- _Saved entries_:
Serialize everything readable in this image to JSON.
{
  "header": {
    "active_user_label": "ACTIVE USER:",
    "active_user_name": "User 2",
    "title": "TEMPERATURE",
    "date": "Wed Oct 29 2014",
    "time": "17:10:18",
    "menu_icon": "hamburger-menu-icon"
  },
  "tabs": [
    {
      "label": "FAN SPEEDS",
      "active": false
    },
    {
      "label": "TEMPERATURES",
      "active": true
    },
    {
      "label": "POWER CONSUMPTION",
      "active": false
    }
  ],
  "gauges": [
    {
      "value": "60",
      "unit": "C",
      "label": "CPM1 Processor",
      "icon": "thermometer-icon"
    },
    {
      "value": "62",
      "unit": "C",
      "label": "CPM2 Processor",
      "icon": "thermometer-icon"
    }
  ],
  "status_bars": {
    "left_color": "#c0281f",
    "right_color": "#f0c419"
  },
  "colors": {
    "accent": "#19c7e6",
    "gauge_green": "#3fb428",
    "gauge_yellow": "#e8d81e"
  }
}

- _To be done_: Repeat every entry exactly, please.

- _Written answer_:
Serialize everything readable in this image to JSON.
{
  "header": {
    "active_user_label": "ACTIVE USER:",
    "active_user_name": "User 2",
    "title": "TEMPERATURE",
    "date": "Wed Oct 29 2014",
    "time": "17:10:18",
    "menu_icon": "hamburger-menu-icon"
  },
  "tabs": [
    {
      "label": "FAN SPEEDS",
      "active": false
    },
    {
      "label": "TEMPERATURES",
      "active": true
    },
    {
      "label": "POWER CONSUMPTION",
      "active": false
    }
  ],
  "gauges": [
    {
      "value": "60",
      "unit": "C",
      "label": "CPM1 Processor",
      "icon": "thermometer-icon"
    },
    {
      "value": "62",
      "unit": "C",
      "label": "CPM2 Processor",
      "icon": "thermometer-icon"
    }
  ],
  "status_bars": {
    "left_color": "#c0281f",
    "right_color": "#f0c419"
  },
  "colors": {
    "accent": "#19c7e6",
    "gauge_green": "#3fb428",
    "gauge_yellow": "#e8d81e"
  }
}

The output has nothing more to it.